> [Task statement] Set the following entries down again exactly, line by line.

==========

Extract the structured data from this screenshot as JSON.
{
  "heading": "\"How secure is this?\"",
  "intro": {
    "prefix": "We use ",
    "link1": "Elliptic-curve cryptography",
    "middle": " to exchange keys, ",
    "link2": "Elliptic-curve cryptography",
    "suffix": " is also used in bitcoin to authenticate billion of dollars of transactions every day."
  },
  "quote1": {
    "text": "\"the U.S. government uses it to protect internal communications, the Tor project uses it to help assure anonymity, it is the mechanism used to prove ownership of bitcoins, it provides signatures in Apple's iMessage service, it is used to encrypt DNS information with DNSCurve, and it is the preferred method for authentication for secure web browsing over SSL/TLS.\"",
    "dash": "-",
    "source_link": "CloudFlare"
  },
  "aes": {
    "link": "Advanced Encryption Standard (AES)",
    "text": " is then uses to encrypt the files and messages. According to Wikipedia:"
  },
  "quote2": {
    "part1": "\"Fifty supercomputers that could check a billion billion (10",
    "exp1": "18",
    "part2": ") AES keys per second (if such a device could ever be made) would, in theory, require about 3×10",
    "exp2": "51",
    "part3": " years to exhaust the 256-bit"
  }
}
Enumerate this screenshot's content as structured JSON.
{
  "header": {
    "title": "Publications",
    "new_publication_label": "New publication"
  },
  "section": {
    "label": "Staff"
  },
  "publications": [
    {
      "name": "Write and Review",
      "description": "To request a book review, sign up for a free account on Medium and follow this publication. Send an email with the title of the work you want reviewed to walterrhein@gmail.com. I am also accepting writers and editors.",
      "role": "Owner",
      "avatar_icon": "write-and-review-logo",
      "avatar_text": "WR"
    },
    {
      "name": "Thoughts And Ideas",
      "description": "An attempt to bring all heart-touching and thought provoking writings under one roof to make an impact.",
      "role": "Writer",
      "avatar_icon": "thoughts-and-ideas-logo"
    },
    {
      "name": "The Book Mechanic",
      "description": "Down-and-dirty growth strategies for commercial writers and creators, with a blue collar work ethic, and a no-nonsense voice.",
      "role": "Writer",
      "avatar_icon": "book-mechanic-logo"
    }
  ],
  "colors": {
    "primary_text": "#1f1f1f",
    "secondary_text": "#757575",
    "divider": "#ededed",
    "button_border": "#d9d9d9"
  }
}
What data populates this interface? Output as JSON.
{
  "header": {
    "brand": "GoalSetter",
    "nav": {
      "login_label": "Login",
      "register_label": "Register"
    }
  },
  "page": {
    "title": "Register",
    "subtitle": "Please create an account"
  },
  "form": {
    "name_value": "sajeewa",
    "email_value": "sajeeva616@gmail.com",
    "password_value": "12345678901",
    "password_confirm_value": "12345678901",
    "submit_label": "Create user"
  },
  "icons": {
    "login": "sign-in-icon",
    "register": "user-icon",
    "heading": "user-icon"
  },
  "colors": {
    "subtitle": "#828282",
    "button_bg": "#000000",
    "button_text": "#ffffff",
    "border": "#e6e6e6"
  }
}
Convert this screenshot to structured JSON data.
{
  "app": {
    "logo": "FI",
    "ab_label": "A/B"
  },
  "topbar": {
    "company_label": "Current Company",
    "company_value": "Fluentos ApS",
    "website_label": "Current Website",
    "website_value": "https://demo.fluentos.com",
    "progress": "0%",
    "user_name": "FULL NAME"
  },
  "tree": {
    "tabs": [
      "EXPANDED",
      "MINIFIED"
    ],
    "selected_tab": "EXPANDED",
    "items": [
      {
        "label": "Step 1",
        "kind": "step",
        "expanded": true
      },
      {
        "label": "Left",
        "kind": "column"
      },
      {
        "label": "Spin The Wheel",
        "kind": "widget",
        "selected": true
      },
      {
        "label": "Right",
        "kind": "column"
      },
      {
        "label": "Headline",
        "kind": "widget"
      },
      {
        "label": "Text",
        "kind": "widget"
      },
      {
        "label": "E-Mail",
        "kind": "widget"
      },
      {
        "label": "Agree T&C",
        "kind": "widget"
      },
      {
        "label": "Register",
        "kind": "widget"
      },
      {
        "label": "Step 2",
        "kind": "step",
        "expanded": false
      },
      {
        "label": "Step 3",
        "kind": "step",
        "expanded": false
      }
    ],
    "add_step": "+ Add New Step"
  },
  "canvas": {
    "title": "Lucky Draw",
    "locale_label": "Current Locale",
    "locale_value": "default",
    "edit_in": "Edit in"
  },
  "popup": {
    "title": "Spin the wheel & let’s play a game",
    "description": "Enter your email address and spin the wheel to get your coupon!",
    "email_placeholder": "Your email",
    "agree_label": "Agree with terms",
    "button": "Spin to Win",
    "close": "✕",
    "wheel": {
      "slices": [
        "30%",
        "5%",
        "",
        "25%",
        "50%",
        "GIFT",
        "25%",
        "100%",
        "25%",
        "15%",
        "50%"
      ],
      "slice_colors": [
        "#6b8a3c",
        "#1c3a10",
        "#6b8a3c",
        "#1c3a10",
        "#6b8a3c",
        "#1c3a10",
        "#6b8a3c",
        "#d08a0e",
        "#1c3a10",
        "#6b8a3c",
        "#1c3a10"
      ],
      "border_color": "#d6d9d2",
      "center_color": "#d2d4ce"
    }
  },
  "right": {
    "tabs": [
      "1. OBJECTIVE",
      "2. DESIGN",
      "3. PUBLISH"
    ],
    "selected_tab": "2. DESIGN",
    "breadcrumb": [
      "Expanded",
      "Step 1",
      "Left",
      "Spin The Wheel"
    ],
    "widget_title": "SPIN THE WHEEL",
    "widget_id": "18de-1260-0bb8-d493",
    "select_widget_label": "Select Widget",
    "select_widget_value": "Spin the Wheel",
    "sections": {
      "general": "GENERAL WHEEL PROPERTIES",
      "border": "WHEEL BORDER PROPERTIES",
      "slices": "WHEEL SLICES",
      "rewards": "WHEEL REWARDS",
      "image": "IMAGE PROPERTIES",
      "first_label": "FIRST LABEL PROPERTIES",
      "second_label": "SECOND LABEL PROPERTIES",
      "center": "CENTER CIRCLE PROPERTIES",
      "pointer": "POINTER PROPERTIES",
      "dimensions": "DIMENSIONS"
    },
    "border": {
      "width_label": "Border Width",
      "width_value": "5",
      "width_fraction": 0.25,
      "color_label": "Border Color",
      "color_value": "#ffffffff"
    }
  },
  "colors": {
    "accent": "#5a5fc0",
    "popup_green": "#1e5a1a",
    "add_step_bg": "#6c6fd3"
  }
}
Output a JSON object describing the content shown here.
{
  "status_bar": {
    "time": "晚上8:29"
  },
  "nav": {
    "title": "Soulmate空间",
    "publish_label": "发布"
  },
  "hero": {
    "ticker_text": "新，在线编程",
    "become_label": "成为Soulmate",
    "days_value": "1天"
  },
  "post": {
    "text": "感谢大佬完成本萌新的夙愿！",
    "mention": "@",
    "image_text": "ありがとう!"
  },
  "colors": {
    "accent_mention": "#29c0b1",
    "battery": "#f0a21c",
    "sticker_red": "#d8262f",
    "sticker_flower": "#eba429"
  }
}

==========

> [Solution to the problem]
Extract the structured data from this screenshot as JSON.
{
  "heading": "\"How secure is this?\"",
  "intro": {
    "prefix": "We use ",
    "link1": "Elliptic-curve cryptography",
    "middle": " to exchange keys, ",
    "link2": "Elliptic-curve cryptography",
    "suffix": " is also used in bitcoin to authenticate billion of dollars of transactions every day."
  },
  "quote1": {
    "text": "\"the U.S. government uses it to protect internal communications, the Tor project uses it to help assure anonymity, it is the mechanism used to prove ownership of bitcoins, it provides signatures in Apple's iMessage service, it is used to encrypt DNS information with DNSCurve, and it is the preferred method for authentication for secure web browsing over SSL/TLS.\"",
    "dash": "-",
    "source_link": "CloudFlare"
  },
  "aes": {
    "link": "Advanced Encryption Standard (AES)",
    "text": " is then uses to encrypt the files and messages. According to Wikipedia:"
  },
  "quote2": {
    "part1": "\"Fifty supercomputers that could check a billion billion (10",
    "exp1": "18",
    "part2": ") AES keys per second (if such a device could ever be made) would, in theory, require about 3×10",
    "exp2": "51",
    "part3": " years to exhaust the 256-bit"
  }
}
Enumerate this screenshot's content as structured JSON.
{
  "header": {
    "title": "Publications",
    "new_publication_label": "New publication"
  },
  "section": {
    "label": "Staff"
  },
  "publications": [
    {
      "name": "Write and Review",
      "description": "To request a book review, sign up for a free account on Medium and follow this publication. Send an email with the title of the work you want reviewed to walterrhein@gmail.com. I am also accepting writers and editors.",
      "role": "Owner",
      "avatar_icon": "write-and-review-logo",
      "avatar_text": "WR"
    },
    {
      "name": "Thoughts And Ideas",
      "description": "An attempt to bring all heart-touching and thought provoking writings under one roof to make an impact.",
      "role": "Writer",
      "avatar_icon": "thoughts-and-ideas-logo"
    },
    {
      "name": "The Book Mechanic",
      "description": "Down-and-dirty growth strategies for commercial writers and creators, with a blue collar work ethic, and a no-nonsense voice.",
      "role": "Writer",
      "avatar_icon": "book-mechanic-logo"
    }
  ],
  "colors": {
    "primary_text": "#1f1f1f",
    "secondary_text": "#757575",
    "divider": "#ededed",
    "button_border": "#d9d9d9"
  }
}
What data populates this interface? Output as JSON.
{
  "header": {
    "brand": "GoalSetter",
    "nav": {
      "login_label": "Login",
      "register_label": "Register"
    }
  },
  "page": {
    "title": "Register",
    "subtitle": "Please create an account"
  },
  "form": {
    "name_value": "sajeewa",
    "email_value": "sajeeva616@gmail.com",
    "password_value": "12345678901",
    "password_confirm_value": "12345678901",
    "submit_label": "Create user"
  },
  "icons": {
    "login": "sign-in-icon",
    "register": "user-icon",
    "heading": "user-icon"
  },
  "colors": {
    "subtitle": "#828282",
    "button_bg": "#000000",
    "button_text": "#ffffff",
    "border": "#e6e6e6"
  }
}
Convert this screenshot to structured JSON data.
{
  "app": {
    "logo": "FI",
    "ab_label": "A/B"
  },
  "topbar": {
    "company_label": "Current Company",
    "company_value": "Fluentos ApS",
    "website_label": "Current Website",
    "website_value": "https://demo.fluentos.com",
    "progress": "0%",
    "user_name": "FULL NAME"
  },
  "tree": {
    "tabs": [
      "EXPANDED",
      "MINIFIED"
    ],
    "selected_tab": "EXPANDED",
    "items": [
      {
        "label": "Step 1",
        "kind": "step",
        "expanded": true
      },
      {
        "label": "Left",
        "kind": "column"
      },
      {
        "label": "Spin The Wheel",
        "kind": "widget",
        "selected": true
      },
      {
        "label": "Right",
        "kind": "column"
      },
      {
        "label": "Headline",
        "kind": "widget"
      },
      {
        "label": "Text",
        "kind": "widget"
      },
      {
        "label": "E-Mail",
        "kind": "widget"
      },
      {
        "label": "Agree T&C",
        "kind": "widget"
      },
      {
        "label": "Register",
        "kind": "widget"
      },
      {
        "label": "Step 2",
        "kind": "step",
        "expanded": false
      },
      {
        "label": "Step 3",
        "kind": "step",
        "expanded": false
      }
    ],
    "add_step": "+ Add New Step"
  },
  "canvas": {
    "title": "Lucky Draw",
    "locale_label": "Current Locale",
    "locale_value": "default",
    "edit_in": "Edit in"
  },
  "popup": {
    "title": "Spin the wheel & let’s play a game",
    "description": "Enter your email address and spin the wheel to get your coupon!",
    "email_placeholder": "Your email",
    "agree_label": "Agree with terms",
    "button": "Spin to Win",
    "close": "✕",
    "wheel": {
      "slices": [
        "30%",
        "5%",
        "",
        "25%",
        "50%",
        "GIFT",
        "25%",
        "100%",
        "25%",
        "15%",
        "50%"
      ],
      "slice_colors": [
        "#6b8a3c",
        "#1c3a10",
        "#6b8a3c",
        "#1c3a10",
        "#6b8a3c",
        "#1c3a10",
        "#6b8a3c",
        "#d08a0e",
        "#1c3a10",
        "#6b8a3c",
        "#1c3a10"
      ],
      "border_color": "#d6d9d2",
      "center_color": "#d2d4ce"
    }
  },
  "right": {
    "tabs": [
      "1. OBJECTIVE",
      "2. DESIGN",
      "3. PUBLISH"
    ],
    "selected_tab": "2. DESIGN",
    "breadcrumb": [
      "Expanded",
      "Step 1",
      "Left",
      "Spin The Wheel"
    ],
    "widget_title": "SPIN THE WHEEL",
    "widget_id": "18de-1260-0bb8-d493",
    "select_widget_label": "Select Widget",
    "select_widget_value": "Spin the Wheel",
    "sections": {
      "general": "GENERAL WHEEL PROPERTIES",
      "border": "WHEEL BORDER PROPERTIES",
      "slices": "WHEEL SLICES",
      "rewards": "WHEEL REWARDS",
      "image": "IMAGE PROPERTIES",
      "first_label": "FIRST LABEL PROPERTIES",
      "second_label": "SECOND LABEL PROPERTIES",
      "center": "CENTER CIRCLE PROPERTIES",
      "pointer": "POINTER PROPERTIES",
      "dimensions": "DIMENSIONS"
    },
    "border": {
      "width_label": "Border Width",
      "width_value": "5",
      "width_fraction": 0.25,
      "color_label": "Border Color",
      "color_value": "#ffffffff"
    }
  },
  "colors": {
    "accent": "#5a5fc0",
    "popup_green": "#1e5a1a",
    "add_step_bg": "#6c6fd3"
  }
}
Output a JSON object describing the content shown here.
{
  "status_bar": {
    "time": "晚上8:29"
  },
  "nav": {
    "title": "Soulmate空间",
    "publish_label": "发布"
  },
  "hero": {
    "ticker_text": "新，在线编程",
    "become_label": "成为Soulmate",
    "days_value": "1天"
  },
  "post": {
    "text": "感谢大佬完成本萌新的夙愿！",
    "mention": "@",
    "image_text": "ありがとう!"
  },
  "colors": {
    "accent_mention": "#29c0b1",
    "battery": "#f0a21c",
    "sticker_red": "#d8262f",
    "sticker_flower": "#eba429"
  }
}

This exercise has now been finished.